*Supplied material*:
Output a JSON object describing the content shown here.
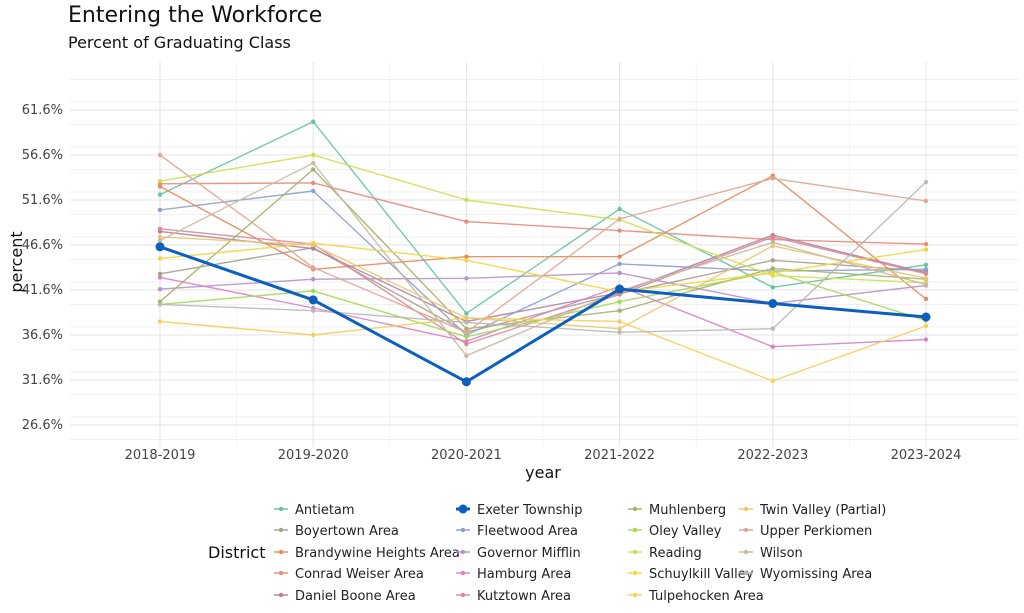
{
  "chart_data": {
    "type": "line",
    "title": "Entering the Workforce",
    "subtitle": "Percent of Graduating Class",
    "xlabel": "year",
    "ylabel": "percent",
    "x": [
      "2018-2019",
      "2019-2020",
      "2020-2021",
      "2021-2022",
      "2022-2023",
      "2023-2024"
    ],
    "yticks": [
      26.6,
      31.6,
      36.6,
      41.6,
      46.6,
      51.6,
      56.6,
      61.6
    ],
    "ytick_labels": [
      "26.6%",
      "31.6%",
      "36.6%",
      "41.6%",
      "46.6%",
      "51.6%",
      "56.6%",
      "61.6%"
    ],
    "ylim": [
      25.0,
      66.0
    ],
    "grid": true,
    "legend_title": "District",
    "legend_position": "bottom",
    "highlight": "Exeter Township",
    "series": [
      {
        "name": "Antietam",
        "color": "#66c2a5",
        "values": [
          52.2,
          60.3,
          39.0,
          50.6,
          41.9,
          44.4
        ]
      },
      {
        "name": "Boyertown Area",
        "color": "#a89f90",
        "values": [
          43.4,
          46.3,
          36.9,
          41.2,
          44.9,
          43.7
        ]
      },
      {
        "name": "Brandywine Heights Area",
        "color": "#e78a5e",
        "values": [
          53.1,
          43.9,
          45.3,
          45.3,
          54.3,
          40.6
        ]
      },
      {
        "name": "Conrad Weiser Area",
        "color": "#e98a7c",
        "values": [
          53.4,
          53.5,
          49.2,
          48.2,
          47.2,
          46.7
        ]
      },
      {
        "name": "Daniel Boone Area",
        "color": "#b0849e",
        "values": [
          48.1,
          46.2,
          38.1,
          41.3,
          47.7,
          43.5
        ]
      },
      {
        "name": "Exeter Township",
        "color": "#0a5fbf",
        "values": [
          46.4,
          40.5,
          31.4,
          41.7,
          40.1,
          38.6
        ]
      },
      {
        "name": "Fleetwood Area",
        "color": "#8da0cb",
        "values": [
          50.5,
          52.6,
          36.6,
          44.5,
          43.7,
          43.9
        ]
      },
      {
        "name": "Governor Mifflin",
        "color": "#b592c9",
        "values": [
          41.7,
          42.8,
          42.9,
          43.5,
          40.1,
          42.1
        ]
      },
      {
        "name": "Hamburg Area",
        "color": "#d683c8",
        "values": [
          43.0,
          39.6,
          35.9,
          42.0,
          35.3,
          36.1
        ]
      },
      {
        "name": "Kutztown Area",
        "color": "#d9889a",
        "values": [
          48.4,
          46.7,
          35.6,
          41.1,
          47.5,
          43.4
        ]
      },
      {
        "name": "Muhlenberg",
        "color": "#a5b06b",
        "values": [
          40.3,
          55.0,
          37.3,
          39.3,
          44.0,
          42.8
        ]
      },
      {
        "name": "Oley Valley",
        "color": "#a6d854",
        "values": [
          40.0,
          41.5,
          36.4,
          40.3,
          43.6,
          38.2
        ]
      },
      {
        "name": "Reading",
        "color": "#d2de4e",
        "values": [
          53.7,
          56.6,
          51.6,
          49.4,
          43.2,
          42.4
        ]
      },
      {
        "name": "Schuylkill Valley",
        "color": "#f2d63f",
        "values": [
          45.1,
          46.8,
          44.9,
          41.4,
          43.5,
          46.1
        ]
      },
      {
        "name": "Tulpehocken Area",
        "color": "#f5cf5a",
        "values": [
          38.1,
          36.6,
          38.5,
          38.1,
          31.5,
          37.6
        ]
      },
      {
        "name": "Twin Valley (Partial)",
        "color": "#ecc56e",
        "values": [
          47.5,
          46.6,
          38.5,
          37.3,
          46.5,
          42.9
        ]
      },
      {
        "name": "Upper Perkiomen",
        "color": "#e0a793",
        "values": [
          56.6,
          44.1,
          36.9,
          49.5,
          54.0,
          51.5
        ]
      },
      {
        "name": "Wilson",
        "color": "#c9b9a0",
        "values": [
          47.1,
          55.7,
          34.3,
          41.5,
          46.9,
          42.2
        ]
      },
      {
        "name": "Wyomissing Area",
        "color": "#b8b8b8",
        "values": [
          40.0,
          39.3,
          38.0,
          36.9,
          37.3,
          53.6
        ]
      }
    ]
  }
}
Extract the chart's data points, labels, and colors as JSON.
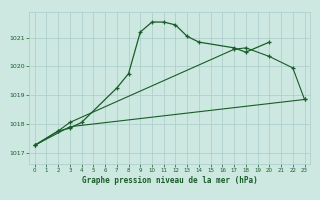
{
  "title": "Graphe pression niveau de la mer (hPa)",
  "bg_color": "#cce8e0",
  "grid_color": "#aacccc",
  "line_color": "#1a5c2a",
  "xlim": [
    -0.5,
    23.5
  ],
  "ylim": [
    1016.6,
    1021.9
  ],
  "yticks": [
    1017,
    1018,
    1019,
    1020,
    1021
  ],
  "xticks": [
    0,
    1,
    2,
    3,
    4,
    5,
    6,
    7,
    8,
    9,
    10,
    11,
    12,
    13,
    14,
    15,
    16,
    17,
    18,
    19,
    20,
    21,
    22,
    23
  ],
  "line1_x": [
    0,
    2,
    3,
    4,
    7,
    8,
    9,
    10,
    11,
    12,
    13,
    14,
    17,
    18,
    20
  ],
  "line1_y": [
    1017.25,
    1017.75,
    1017.85,
    1018.05,
    1019.25,
    1019.75,
    1021.2,
    1021.55,
    1021.55,
    1021.45,
    1021.05,
    1020.85,
    1020.65,
    1020.5,
    1020.85
  ],
  "line2_x": [
    0,
    2,
    3,
    17,
    18,
    20,
    22,
    23
  ],
  "line2_y": [
    1017.25,
    1017.75,
    1018.05,
    1020.6,
    1020.65,
    1020.35,
    1019.95,
    1018.85
  ],
  "line3_x": [
    0,
    3,
    23
  ],
  "line3_y": [
    1017.25,
    1017.9,
    1018.85
  ]
}
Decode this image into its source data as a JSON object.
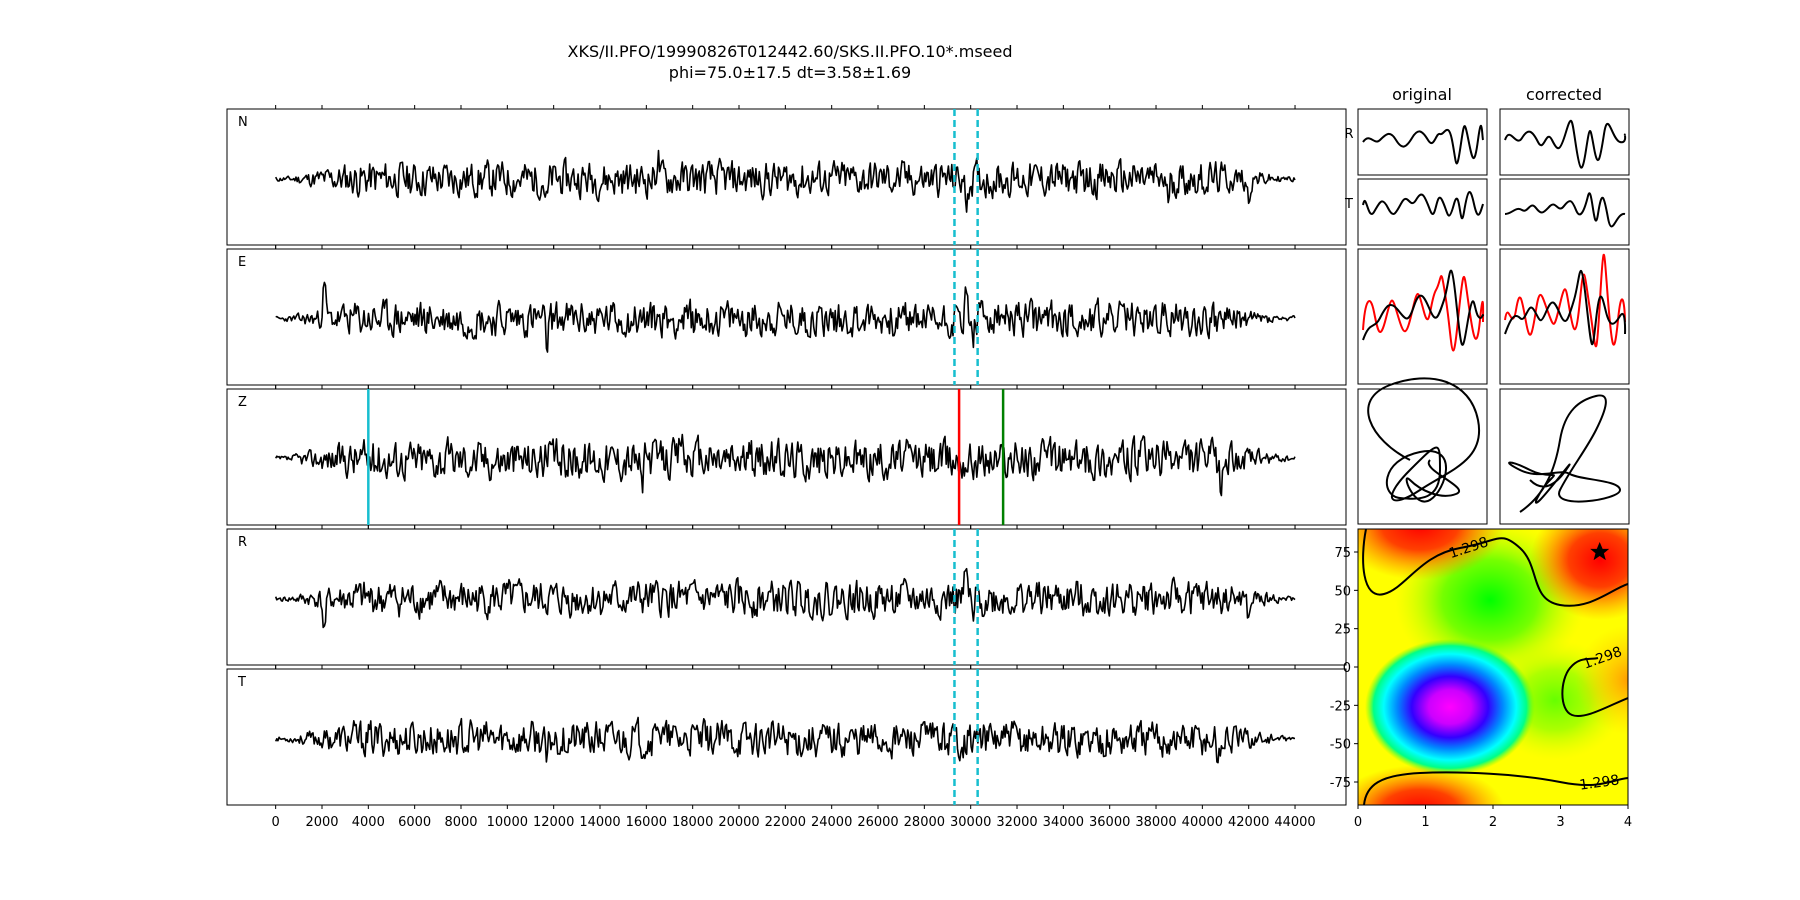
{
  "chart_data": {
    "type": "line",
    "title": "XKS/II.PFO/19990826T012442.60/SKS.II.PFO.10*.mseed",
    "subtitle": "phi=75.0±17.5 dt=3.58±1.69",
    "x_ticks": [
      0,
      2000,
      4000,
      6000,
      8000,
      10000,
      12000,
      14000,
      16000,
      18000,
      20000,
      22000,
      24000,
      26000,
      28000,
      30000,
      32000,
      34000,
      36000,
      38000,
      40000,
      42000,
      44000
    ],
    "xlim": [
      -2100,
      46200
    ],
    "traces": [
      {
        "name": "N",
        "amp": 0.9,
        "seed": 11,
        "spikes": [
          [
            11700,
            -1.1
          ],
          [
            16500,
            1.0
          ],
          [
            29800,
            -1.0
          ],
          [
            38500,
            -1.0
          ],
          [
            42000,
            -0.9
          ]
        ]
      },
      {
        "name": "E",
        "amp": 0.9,
        "seed": 23,
        "spikes": [
          [
            2100,
            1.6
          ],
          [
            11700,
            -1.2
          ],
          [
            29800,
            1.0
          ],
          [
            30100,
            -0.8
          ]
        ]
      },
      {
        "name": "Z",
        "amp": 1.0,
        "seed": 37,
        "spikes": [
          [
            15800,
            -1.2
          ],
          [
            17500,
            1.1
          ],
          [
            40800,
            -1.2
          ]
        ]
      },
      {
        "name": "R",
        "amp": 0.9,
        "seed": 41,
        "spikes": [
          [
            2100,
            -1.4
          ],
          [
            29800,
            1.0
          ],
          [
            30100,
            -1.1
          ],
          [
            42000,
            -1.0
          ]
        ]
      },
      {
        "name": "T",
        "amp": 0.9,
        "seed": 53,
        "spikes": [
          [
            11700,
            -1.2
          ],
          [
            16500,
            1.1
          ],
          [
            40700,
            -0.9
          ]
        ]
      }
    ],
    "window_markers": {
      "start": 29300,
      "end": 30300,
      "color": "#17becf"
    },
    "z_markers": [
      {
        "x": 4000,
        "color": "#17becf"
      },
      {
        "x": 29500,
        "color": "#ff0000"
      },
      {
        "x": 31400,
        "color": "#008000"
      }
    ],
    "small_panels": {
      "col_titles": [
        "original",
        "corrected"
      ],
      "row_labels": [
        "R",
        "T"
      ]
    },
    "error_surface": {
      "x_ticks": [
        0,
        1,
        2,
        3,
        4
      ],
      "y_ticks": [
        75,
        50,
        25,
        0,
        -25,
        -50,
        -75
      ],
      "xlim": [
        0,
        4
      ],
      "ylim": [
        -90,
        90
      ],
      "contour_label": "1.298",
      "best": {
        "dt": 3.58,
        "phi": 75.0
      }
    }
  }
}
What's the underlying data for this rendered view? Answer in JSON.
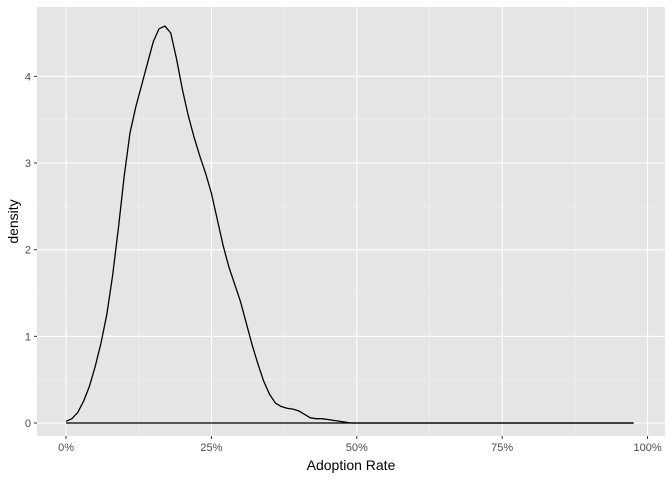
{
  "chart_data": {
    "type": "area",
    "title": "",
    "xlabel": "Adoption Rate",
    "ylabel": "density",
    "xlim": [
      -0.05,
      1.03
    ],
    "ylim": [
      -0.15,
      4.8
    ],
    "x_ticks": [
      0,
      0.25,
      0.5,
      0.75,
      1.0
    ],
    "x_tick_labels": [
      "0%",
      "25%",
      "50%",
      "75%",
      "100%"
    ],
    "y_ticks": [
      0,
      1,
      2,
      3,
      4
    ],
    "y_tick_labels": [
      "0",
      "1",
      "2",
      "3",
      "4"
    ],
    "grid": true,
    "legend": "none",
    "baseline": [
      0,
      0.976
    ],
    "series": [
      {
        "x": [
          0.0,
          0.01,
          0.02,
          0.03,
          0.04,
          0.05,
          0.06,
          0.07,
          0.08,
          0.09,
          0.1,
          0.11,
          0.12,
          0.13,
          0.14,
          0.15,
          0.16,
          0.17,
          0.18,
          0.19,
          0.2,
          0.21,
          0.22,
          0.23,
          0.24,
          0.25,
          0.26,
          0.27,
          0.28,
          0.29,
          0.3,
          0.31,
          0.32,
          0.33,
          0.34,
          0.35,
          0.36,
          0.37,
          0.38,
          0.39,
          0.4,
          0.41,
          0.42,
          0.43,
          0.44,
          0.45,
          0.46,
          0.47,
          0.48,
          0.49,
          0.5,
          0.51,
          0.52,
          0.53,
          0.54,
          0.55,
          0.56,
          0.57,
          0.58,
          0.59,
          0.6,
          0.61,
          0.62,
          0.63,
          0.65,
          0.7,
          0.75,
          0.8,
          0.85,
          0.9,
          0.95,
          0.976
        ],
        "y": [
          0.02,
          0.05,
          0.12,
          0.25,
          0.42,
          0.65,
          0.92,
          1.25,
          1.7,
          2.25,
          2.85,
          3.35,
          3.65,
          3.9,
          4.15,
          4.4,
          4.55,
          4.58,
          4.5,
          4.2,
          3.85,
          3.55,
          3.3,
          3.08,
          2.88,
          2.65,
          2.35,
          2.05,
          1.8,
          1.6,
          1.4,
          1.15,
          0.9,
          0.68,
          0.48,
          0.33,
          0.23,
          0.19,
          0.17,
          0.16,
          0.14,
          0.1,
          0.06,
          0.05,
          0.05,
          0.04,
          0.03,
          0.02,
          0.01,
          0.0,
          0.0,
          0.0,
          0.0,
          0.0,
          0.0,
          0.0,
          0.0,
          0.0,
          0.0,
          0.0,
          0.0,
          0.0,
          0.0,
          0.0,
          0.0,
          0.0,
          0.0,
          0.0,
          0.0,
          0.0,
          0.0,
          0.0
        ]
      }
    ]
  },
  "colors": {
    "panel_bg": "#e5e5e5",
    "grid_major": "#ffffff",
    "grid_minor": "#f2f2f2",
    "line": "#000000",
    "tick": "#333333"
  }
}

*Given instruction*:
Search the data for the word "Valley" and copy each line where it appears.

*Result for this task*:
        "name": "Oley Valley",
        "name": "Schuylkill Valley",
        "name": "Twin Valley (Partial)",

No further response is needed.